- **Exercise aim**
Every entry must be given again exactly.

* * *

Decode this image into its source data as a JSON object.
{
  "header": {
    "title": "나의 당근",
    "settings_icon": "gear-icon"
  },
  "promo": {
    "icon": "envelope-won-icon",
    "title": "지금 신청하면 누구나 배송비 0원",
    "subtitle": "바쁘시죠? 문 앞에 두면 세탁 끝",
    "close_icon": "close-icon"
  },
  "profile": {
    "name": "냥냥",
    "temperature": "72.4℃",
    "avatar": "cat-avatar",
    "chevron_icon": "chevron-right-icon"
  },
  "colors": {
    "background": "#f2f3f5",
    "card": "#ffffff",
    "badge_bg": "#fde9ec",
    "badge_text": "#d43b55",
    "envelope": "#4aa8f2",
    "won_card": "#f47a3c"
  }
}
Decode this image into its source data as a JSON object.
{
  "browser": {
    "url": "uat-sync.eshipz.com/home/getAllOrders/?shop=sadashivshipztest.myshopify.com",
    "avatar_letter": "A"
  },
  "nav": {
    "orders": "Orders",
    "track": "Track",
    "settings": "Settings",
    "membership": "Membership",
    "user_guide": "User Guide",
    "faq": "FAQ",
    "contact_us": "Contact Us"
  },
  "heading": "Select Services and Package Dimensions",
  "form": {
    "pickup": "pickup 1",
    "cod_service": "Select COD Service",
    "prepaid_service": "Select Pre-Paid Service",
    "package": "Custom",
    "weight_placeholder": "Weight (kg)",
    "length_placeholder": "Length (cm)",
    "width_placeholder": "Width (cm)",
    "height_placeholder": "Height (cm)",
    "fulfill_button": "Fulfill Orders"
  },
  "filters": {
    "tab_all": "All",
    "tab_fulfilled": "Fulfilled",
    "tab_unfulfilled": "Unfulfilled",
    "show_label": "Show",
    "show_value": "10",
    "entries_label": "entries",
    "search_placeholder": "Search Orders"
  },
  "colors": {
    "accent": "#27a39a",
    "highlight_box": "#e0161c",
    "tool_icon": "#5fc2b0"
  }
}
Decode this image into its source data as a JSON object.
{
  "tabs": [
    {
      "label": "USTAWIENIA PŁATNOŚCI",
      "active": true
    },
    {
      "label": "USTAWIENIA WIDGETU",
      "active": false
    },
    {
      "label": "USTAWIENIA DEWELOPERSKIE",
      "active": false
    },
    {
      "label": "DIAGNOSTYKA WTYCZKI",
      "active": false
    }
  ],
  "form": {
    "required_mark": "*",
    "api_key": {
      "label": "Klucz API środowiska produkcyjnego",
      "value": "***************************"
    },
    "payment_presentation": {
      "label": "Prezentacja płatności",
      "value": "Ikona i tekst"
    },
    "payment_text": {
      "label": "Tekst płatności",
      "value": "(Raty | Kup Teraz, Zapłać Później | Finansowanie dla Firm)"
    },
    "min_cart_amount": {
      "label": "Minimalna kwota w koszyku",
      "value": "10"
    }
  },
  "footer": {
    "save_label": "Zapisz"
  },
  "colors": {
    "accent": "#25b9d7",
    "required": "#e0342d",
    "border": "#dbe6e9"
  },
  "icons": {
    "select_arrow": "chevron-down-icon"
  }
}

* * *

- **Reply to the exercise**
Decode this image into its source data as a JSON object.
{
  "header": {
    "title": "나의 당근",
    "settings_icon": "gear-icon"
  },
  "promo": {
    "icon": "envelope-won-icon",
    "title": "지금 신청하면 누구나 배송비 0원",
    "subtitle": "바쁘시죠? 문 앞에 두면 세탁 끝",
    "close_icon": "close-icon"
  },
  "profile": {
    "name": "냥냥",
    "temperature": "72.4℃",
    "avatar": "cat-avatar",
    "chevron_icon": "chevron-right-icon"
  },
  "colors": {
    "background": "#f2f3f5",
    "card": "#ffffff",
    "badge_bg": "#fde9ec",
    "badge_text": "#d43b55",
    "envelope": "#4aa8f2",
    "won_card": "#f47a3c"
  }
}
Decode this image into its source data as a JSON object.
{
  "browser": {
    "url": "uat-sync.eshipz.com/home/getAllOrders/?shop=sadashivshipztest.myshopify.com",
    "avatar_letter": "A"
  },
  "nav": {
    "orders": "Orders",
    "track": "Track",
    "settings": "Settings",
    "membership": "Membership",
    "user_guide": "User Guide",
    "faq": "FAQ",
    "contact_us": "Contact Us"
  },
  "heading": "Select Services and Package Dimensions",
  "form": {
    "pickup": "pickup 1",
    "cod_service": "Select COD Service",
    "prepaid_service": "Select Pre-Paid Service",
    "package": "Custom",
    "weight_placeholder": "Weight (kg)",
    "length_placeholder": "Length (cm)",
    "width_placeholder": "Width (cm)",
    "height_placeholder": "Height (cm)",
    "fulfill_button": "Fulfill Orders"
  },
  "filters": {
    "tab_all": "All",
    "tab_fulfilled": "Fulfilled",
    "tab_unfulfilled": "Unfulfilled",
    "show_label": "Show",
    "show_value": "10",
    "entries_label": "entries",
    "search_placeholder": "Search Orders"
  },
  "colors": {
    "accent": "#27a39a",
    "highlight_box": "#e0161c",
    "tool_icon": "#5fc2b0"
  }
}
Decode this image into its source data as a JSON object.
{
  "tabs": [
    {
      "label": "USTAWIENIA PŁATNOŚCI",
      "active": true
    },
    {
      "label": "USTAWIENIA WIDGETU",
      "active": false
    },
    {
      "label": "USTAWIENIA DEWELOPERSKIE",
      "active": false
    },
    {
      "label": "DIAGNOSTYKA WTYCZKI",
      "active": false
    }
  ],
  "form": {
    "required_mark": "*",
    "api_key": {
      "label": "Klucz API środowiska produkcyjnego",
      "value": "***************************"
    },
    "payment_presentation": {
      "label": "Prezentacja płatności",
      "value": "Ikona i tekst"
    },
    "payment_text": {
      "label": "Tekst płatności",
      "value": "(Raty | Kup Teraz, Zapłać Później | Finansowanie dla Firm)"
    },
    "min_cart_amount": {
      "label": "Minimalna kwota w koszyku",
      "value": "10"
    }
  },
  "footer": {
    "save_label": "Zapisz"
  },
  "colors": {
    "accent": "#25b9d7",
    "required": "#e0342d",
    "border": "#dbe6e9"
  },
  "icons": {
    "select_arrow": "chevron-down-icon"
  }
}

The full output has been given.